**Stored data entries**
++++
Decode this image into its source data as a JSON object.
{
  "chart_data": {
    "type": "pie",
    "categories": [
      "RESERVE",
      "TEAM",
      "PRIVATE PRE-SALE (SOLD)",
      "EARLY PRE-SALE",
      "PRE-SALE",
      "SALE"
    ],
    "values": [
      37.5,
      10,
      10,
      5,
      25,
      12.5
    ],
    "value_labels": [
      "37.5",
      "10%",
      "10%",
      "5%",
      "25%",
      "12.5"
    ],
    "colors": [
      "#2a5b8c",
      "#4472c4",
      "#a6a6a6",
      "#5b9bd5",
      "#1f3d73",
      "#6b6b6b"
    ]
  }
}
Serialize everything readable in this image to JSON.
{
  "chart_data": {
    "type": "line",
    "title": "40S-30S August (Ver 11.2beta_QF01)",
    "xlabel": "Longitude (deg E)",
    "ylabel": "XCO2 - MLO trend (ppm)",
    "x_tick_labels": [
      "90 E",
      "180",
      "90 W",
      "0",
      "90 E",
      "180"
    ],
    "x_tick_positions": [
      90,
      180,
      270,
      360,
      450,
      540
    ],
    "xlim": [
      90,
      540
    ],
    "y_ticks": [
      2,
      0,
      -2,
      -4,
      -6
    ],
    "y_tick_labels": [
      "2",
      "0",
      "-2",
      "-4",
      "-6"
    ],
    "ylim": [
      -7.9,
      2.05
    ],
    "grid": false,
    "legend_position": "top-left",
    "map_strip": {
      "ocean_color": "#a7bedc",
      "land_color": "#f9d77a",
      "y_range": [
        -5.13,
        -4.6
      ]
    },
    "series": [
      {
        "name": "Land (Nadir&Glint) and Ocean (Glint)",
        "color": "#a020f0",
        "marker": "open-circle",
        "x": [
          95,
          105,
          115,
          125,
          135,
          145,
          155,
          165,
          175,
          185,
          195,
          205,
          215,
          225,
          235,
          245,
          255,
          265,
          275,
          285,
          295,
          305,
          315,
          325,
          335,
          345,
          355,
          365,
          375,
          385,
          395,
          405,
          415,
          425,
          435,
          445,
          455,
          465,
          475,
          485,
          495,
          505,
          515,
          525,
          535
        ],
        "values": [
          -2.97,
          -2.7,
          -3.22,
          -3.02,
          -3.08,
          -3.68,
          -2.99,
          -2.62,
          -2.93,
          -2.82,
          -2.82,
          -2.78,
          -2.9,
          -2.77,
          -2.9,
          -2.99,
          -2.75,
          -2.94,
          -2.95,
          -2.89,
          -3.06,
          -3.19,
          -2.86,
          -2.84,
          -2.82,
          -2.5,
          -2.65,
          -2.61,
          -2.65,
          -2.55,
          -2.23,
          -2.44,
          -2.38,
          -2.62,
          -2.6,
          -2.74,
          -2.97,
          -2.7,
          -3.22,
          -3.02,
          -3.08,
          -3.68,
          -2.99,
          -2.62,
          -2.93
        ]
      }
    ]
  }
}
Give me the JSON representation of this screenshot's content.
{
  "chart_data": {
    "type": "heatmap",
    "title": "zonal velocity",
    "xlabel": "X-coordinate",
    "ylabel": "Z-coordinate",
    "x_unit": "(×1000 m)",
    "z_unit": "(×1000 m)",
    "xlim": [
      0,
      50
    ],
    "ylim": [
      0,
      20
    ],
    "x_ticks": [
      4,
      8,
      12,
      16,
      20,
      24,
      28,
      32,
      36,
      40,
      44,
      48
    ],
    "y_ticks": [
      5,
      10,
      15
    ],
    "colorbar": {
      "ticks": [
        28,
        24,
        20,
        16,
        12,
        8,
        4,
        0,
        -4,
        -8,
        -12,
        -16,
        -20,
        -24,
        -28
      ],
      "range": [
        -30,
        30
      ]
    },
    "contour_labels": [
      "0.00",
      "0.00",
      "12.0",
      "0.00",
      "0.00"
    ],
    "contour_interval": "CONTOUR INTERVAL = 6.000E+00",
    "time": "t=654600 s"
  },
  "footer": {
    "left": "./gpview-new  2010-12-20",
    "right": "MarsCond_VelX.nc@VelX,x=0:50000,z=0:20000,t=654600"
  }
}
++++
**Exercise aim**
Pick out all the lines with the word "SALE" in them and copy them.

**Solution**
      "PRIVATE PRE-SALE (SOLD)",
      "EARLY PRE-SALE",
      "PRE-SALE",
      "SALE"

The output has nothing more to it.